[Records excerpted from a collection]
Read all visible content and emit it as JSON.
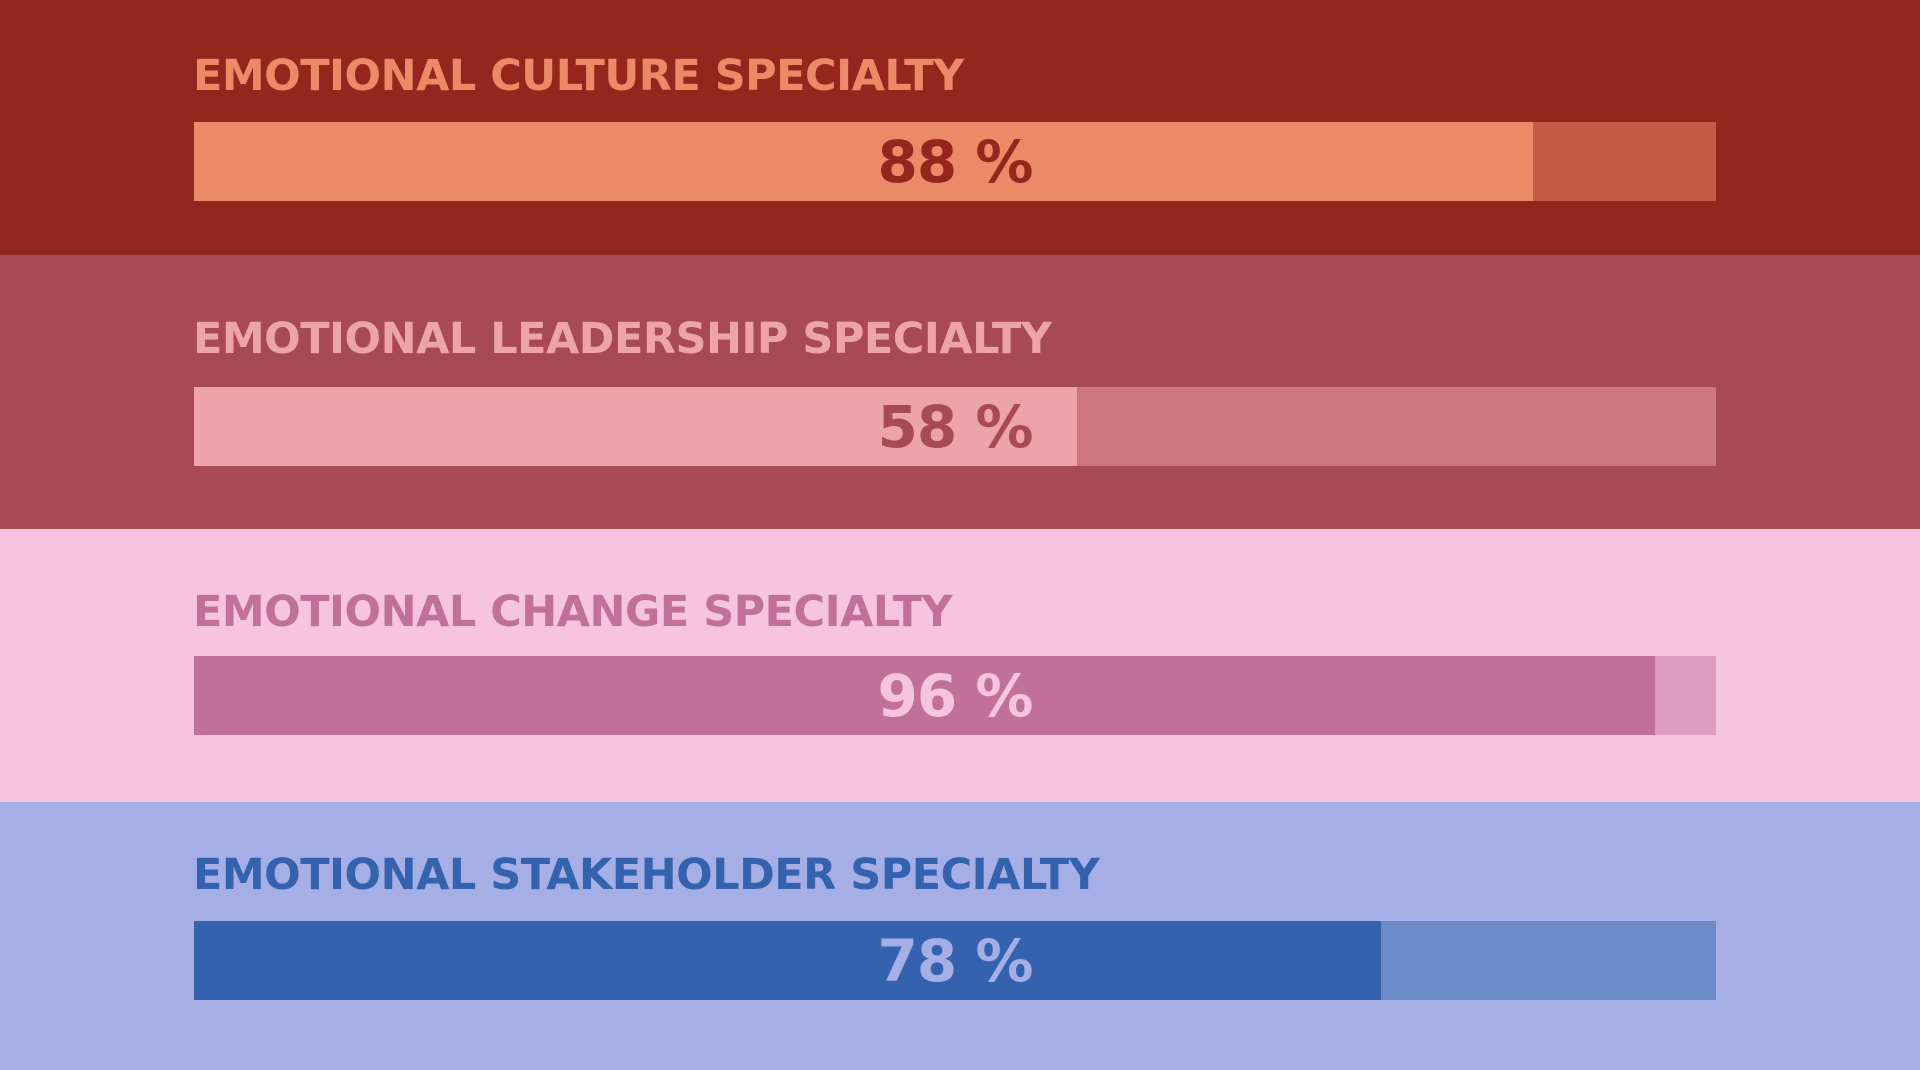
{
  "chart_data": {
    "type": "bar",
    "orientation": "horizontal",
    "categories": [
      "EMOTIONAL CULTURE SPECIALTY",
      "EMOTIONAL LEADERSHIP SPECIALTY",
      "EMOTIONAL CHANGE SPECIALTY",
      "EMOTIONAL STAKEHOLDER SPECIALTY"
    ],
    "values": [
      88,
      58,
      96,
      78
    ],
    "value_labels": [
      "88 %",
      "58 %",
      "96 %",
      "78 %"
    ],
    "xlim": [
      0,
      100
    ],
    "grid": false,
    "legend": "none"
  },
  "bands": [
    {
      "title": "EMOTIONAL CULTURE SPECIALTY",
      "value": 88,
      "label": "88 %",
      "colors": {
        "background": "#93271e",
        "title": "#ec8a68",
        "fill": "#ec8a68",
        "track": "#c35b47",
        "label": "#93271e"
      }
    },
    {
      "title": "EMOTIONAL LEADERSHIP SPECIALTY",
      "value": 58,
      "label": "58 %",
      "colors": {
        "background": "#a74a52",
        "title": "#eda4a8",
        "fill": "#eda4a8",
        "track": "#cd767c",
        "label": "#a74a52"
      }
    },
    {
      "title": "EMOTIONAL CHANGE SPECIALTY",
      "value": 96,
      "label": "96 %",
      "colors": {
        "background": "#f6c4e0",
        "title": "#c07099",
        "fill": "#c07099",
        "track": "#dc9bbf",
        "label": "#f6c4e0"
      }
    },
    {
      "title": "EMOTIONAL STAKEHOLDER SPECIALTY",
      "value": 78,
      "label": "78 %",
      "colors": {
        "background": "#a6aee6",
        "title": "#3462ae",
        "fill": "#3462ae",
        "track": "#6c89c8",
        "label": "#a6aee6"
      }
    }
  ]
}
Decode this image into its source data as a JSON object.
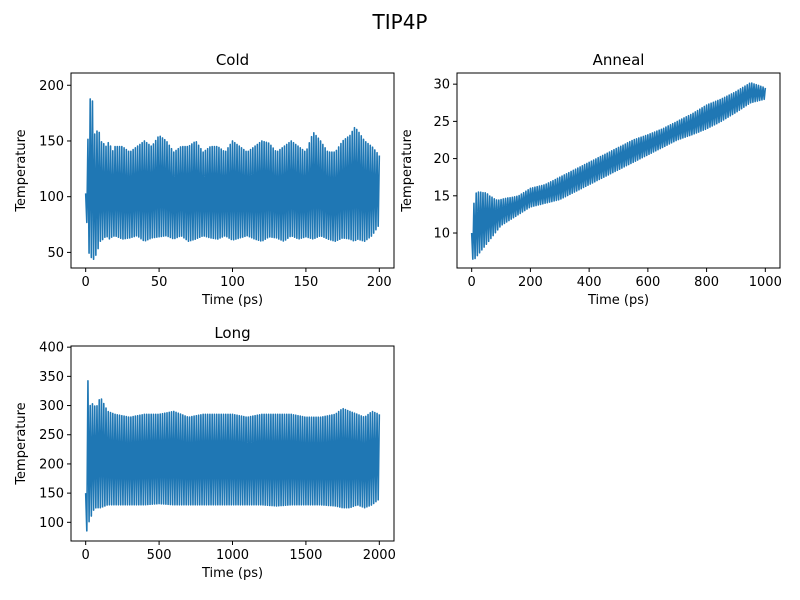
{
  "figure": {
    "suptitle": "TIP4P"
  },
  "chart_data": [
    {
      "type": "line",
      "title": "Cold",
      "xlabel": "Time (ps)",
      "ylabel": "Temperature",
      "xlim": [
        -10,
        210
      ],
      "ylim": [
        36,
        211
      ],
      "xticks": [
        0,
        50,
        100,
        150,
        200
      ],
      "yticks": [
        50,
        100,
        150,
        200
      ],
      "grid": false,
      "color": "#1f77b4",
      "series": [
        {
          "x": [
            0,
            1,
            2,
            3,
            4,
            5,
            6,
            7,
            8,
            9,
            10,
            12,
            14,
            16,
            18,
            20,
            25,
            30,
            35,
            40,
            45,
            50,
            55,
            60,
            65,
            70,
            75,
            80,
            85,
            90,
            95,
            100,
            105,
            110,
            115,
            120,
            125,
            130,
            135,
            140,
            145,
            150,
            155,
            160,
            165,
            170,
            175,
            180,
            183,
            185,
            190,
            195,
            200
          ],
          "upper": [
            103,
            165,
            140,
            190,
            160,
            202,
            150,
            190,
            145,
            160,
            150,
            148,
            145,
            150,
            140,
            145,
            145,
            140,
            145,
            150,
            145,
            155,
            150,
            140,
            145,
            145,
            150,
            140,
            145,
            145,
            140,
            150,
            145,
            140,
            145,
            150,
            148,
            140,
            145,
            150,
            145,
            140,
            158,
            150,
            140,
            140,
            150,
            155,
            162,
            160,
            150,
            145,
            137
          ],
          "lower": [
            100,
            70,
            50,
            48,
            45,
            45,
            42,
            48,
            52,
            55,
            60,
            62,
            65,
            62,
            64,
            65,
            62,
            63,
            65,
            60,
            63,
            64,
            65,
            62,
            65,
            60,
            62,
            65,
            63,
            62,
            65,
            61,
            63,
            65,
            62,
            60,
            64,
            63,
            60,
            65,
            62,
            64,
            62,
            65,
            62,
            60,
            63,
            62,
            60,
            62,
            60,
            65,
            75
          ]
        }
      ]
    },
    {
      "type": "line",
      "title": "Anneal",
      "xlabel": "Time (ps)",
      "ylabel": "Temperature",
      "xlim": [
        -50,
        1050
      ],
      "ylim": [
        5.3,
        31.5
      ],
      "xticks": [
        0,
        200,
        400,
        600,
        800,
        1000
      ],
      "yticks": [
        10,
        15,
        20,
        25,
        30
      ],
      "grid": false,
      "color": "#1f77b4",
      "series": [
        {
          "x": [
            0,
            10,
            20,
            30,
            40,
            50,
            60,
            70,
            80,
            90,
            100,
            120,
            140,
            160,
            180,
            200,
            250,
            300,
            350,
            400,
            450,
            500,
            550,
            600,
            650,
            700,
            750,
            800,
            850,
            900,
            950,
            1000
          ],
          "upper": [
            10,
            15.2,
            15.5,
            15.5,
            15.4,
            15.4,
            15,
            14.8,
            14.5,
            14.4,
            14.5,
            14.7,
            14.8,
            15,
            15.5,
            16,
            16.5,
            17.5,
            18.5,
            19.5,
            20.5,
            21.5,
            22.5,
            23.2,
            24,
            25,
            26,
            27.2,
            28,
            29,
            30.2,
            29.5
          ],
          "lower": [
            6.5,
            6.5,
            7,
            7.5,
            8,
            8.5,
            9,
            9.5,
            10,
            10.5,
            11,
            11.5,
            12,
            12.5,
            13,
            13.5,
            14,
            14.5,
            15.5,
            16.5,
            17.5,
            18.5,
            19.5,
            20.5,
            21.5,
            22.5,
            23.2,
            24,
            25,
            26.2,
            27.5,
            28
          ]
        }
      ]
    },
    {
      "type": "line",
      "title": "Long",
      "xlabel": "Time (ps)",
      "ylabel": "Temperature",
      "xlim": [
        -100,
        2100
      ],
      "ylim": [
        68,
        402
      ],
      "xticks": [
        0,
        500,
        1000,
        1500,
        2000
      ],
      "yticks": [
        100,
        150,
        200,
        250,
        300,
        350,
        400
      ],
      "grid": false,
      "color": "#1f77b4",
      "series": [
        {
          "x": [
            0,
            5,
            10,
            20,
            30,
            40,
            50,
            70,
            100,
            150,
            200,
            300,
            400,
            500,
            600,
            700,
            800,
            900,
            1000,
            1100,
            1200,
            1300,
            1400,
            1500,
            1600,
            1700,
            1750,
            1800,
            1850,
            1900,
            1950,
            2000
          ],
          "upper": [
            150,
            385,
            345,
            340,
            300,
            300,
            305,
            295,
            315,
            290,
            285,
            280,
            285,
            285,
            290,
            280,
            285,
            285,
            285,
            280,
            285,
            285,
            285,
            280,
            280,
            285,
            295,
            290,
            285,
            280,
            290,
            285
          ],
          "lower": [
            140,
            80,
            90,
            95,
            115,
            110,
            120,
            125,
            125,
            130,
            130,
            130,
            130,
            132,
            130,
            130,
            130,
            130,
            130,
            130,
            130,
            128,
            130,
            130,
            130,
            128,
            125,
            125,
            130,
            125,
            130,
            140
          ]
        }
      ]
    }
  ]
}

Short exercise:
Search the records for the word "CULTURE" and copy every line where it occurs.

Result below:
      "EMOTIONAL CULTURE SPECIALTY",
      "title": "EMOTIONAL CULTURE SPECIALTY",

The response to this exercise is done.